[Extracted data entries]

%%

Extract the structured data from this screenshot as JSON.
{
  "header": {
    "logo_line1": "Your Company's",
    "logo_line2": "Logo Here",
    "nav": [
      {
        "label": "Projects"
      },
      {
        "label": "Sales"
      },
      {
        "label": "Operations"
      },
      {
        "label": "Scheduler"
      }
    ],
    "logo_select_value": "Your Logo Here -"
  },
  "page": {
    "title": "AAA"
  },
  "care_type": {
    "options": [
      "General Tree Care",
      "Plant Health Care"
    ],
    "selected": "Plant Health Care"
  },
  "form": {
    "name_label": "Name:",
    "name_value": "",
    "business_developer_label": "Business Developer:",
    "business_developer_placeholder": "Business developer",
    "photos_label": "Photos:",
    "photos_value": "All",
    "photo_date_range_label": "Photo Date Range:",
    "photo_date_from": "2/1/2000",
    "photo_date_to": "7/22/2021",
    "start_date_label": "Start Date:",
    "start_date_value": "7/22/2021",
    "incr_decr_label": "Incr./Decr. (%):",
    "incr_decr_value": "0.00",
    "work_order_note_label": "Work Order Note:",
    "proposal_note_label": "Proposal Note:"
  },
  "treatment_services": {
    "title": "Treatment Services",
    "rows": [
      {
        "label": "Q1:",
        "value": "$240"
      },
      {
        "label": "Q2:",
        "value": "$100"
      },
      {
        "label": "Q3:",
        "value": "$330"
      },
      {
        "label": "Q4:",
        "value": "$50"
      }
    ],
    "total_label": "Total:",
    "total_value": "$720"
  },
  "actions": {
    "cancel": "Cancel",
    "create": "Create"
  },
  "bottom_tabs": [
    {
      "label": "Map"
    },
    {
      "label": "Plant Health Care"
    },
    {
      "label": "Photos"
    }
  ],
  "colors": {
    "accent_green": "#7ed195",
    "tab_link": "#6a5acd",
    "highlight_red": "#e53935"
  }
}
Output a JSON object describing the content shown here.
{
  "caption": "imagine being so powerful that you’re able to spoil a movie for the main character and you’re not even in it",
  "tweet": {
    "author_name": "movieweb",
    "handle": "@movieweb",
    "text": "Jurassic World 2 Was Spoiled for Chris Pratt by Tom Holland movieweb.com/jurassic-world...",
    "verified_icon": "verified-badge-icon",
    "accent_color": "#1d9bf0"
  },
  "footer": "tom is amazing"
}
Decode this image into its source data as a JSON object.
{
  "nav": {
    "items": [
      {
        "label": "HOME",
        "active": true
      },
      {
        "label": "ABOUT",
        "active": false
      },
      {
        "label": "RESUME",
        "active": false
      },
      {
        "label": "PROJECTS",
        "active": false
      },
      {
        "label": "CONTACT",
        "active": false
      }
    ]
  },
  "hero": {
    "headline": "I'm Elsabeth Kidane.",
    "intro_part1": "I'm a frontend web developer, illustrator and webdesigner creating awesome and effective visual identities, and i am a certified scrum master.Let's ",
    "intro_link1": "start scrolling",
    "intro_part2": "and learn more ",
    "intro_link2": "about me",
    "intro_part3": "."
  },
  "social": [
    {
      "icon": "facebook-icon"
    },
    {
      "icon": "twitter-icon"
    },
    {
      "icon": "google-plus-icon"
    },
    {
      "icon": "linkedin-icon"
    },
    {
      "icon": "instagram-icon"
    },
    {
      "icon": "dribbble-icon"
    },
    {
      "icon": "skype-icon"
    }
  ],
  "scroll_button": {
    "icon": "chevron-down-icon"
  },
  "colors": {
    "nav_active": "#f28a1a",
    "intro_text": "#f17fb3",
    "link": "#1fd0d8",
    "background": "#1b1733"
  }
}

%%

- **To do**
Look through the data and show every line containing "JSON".

- **Solved exercise**
Extract the structured data from this screenshot as JSON.
Output a JSON object describing the content shown here.
Decode this image into its source data as a JSON object.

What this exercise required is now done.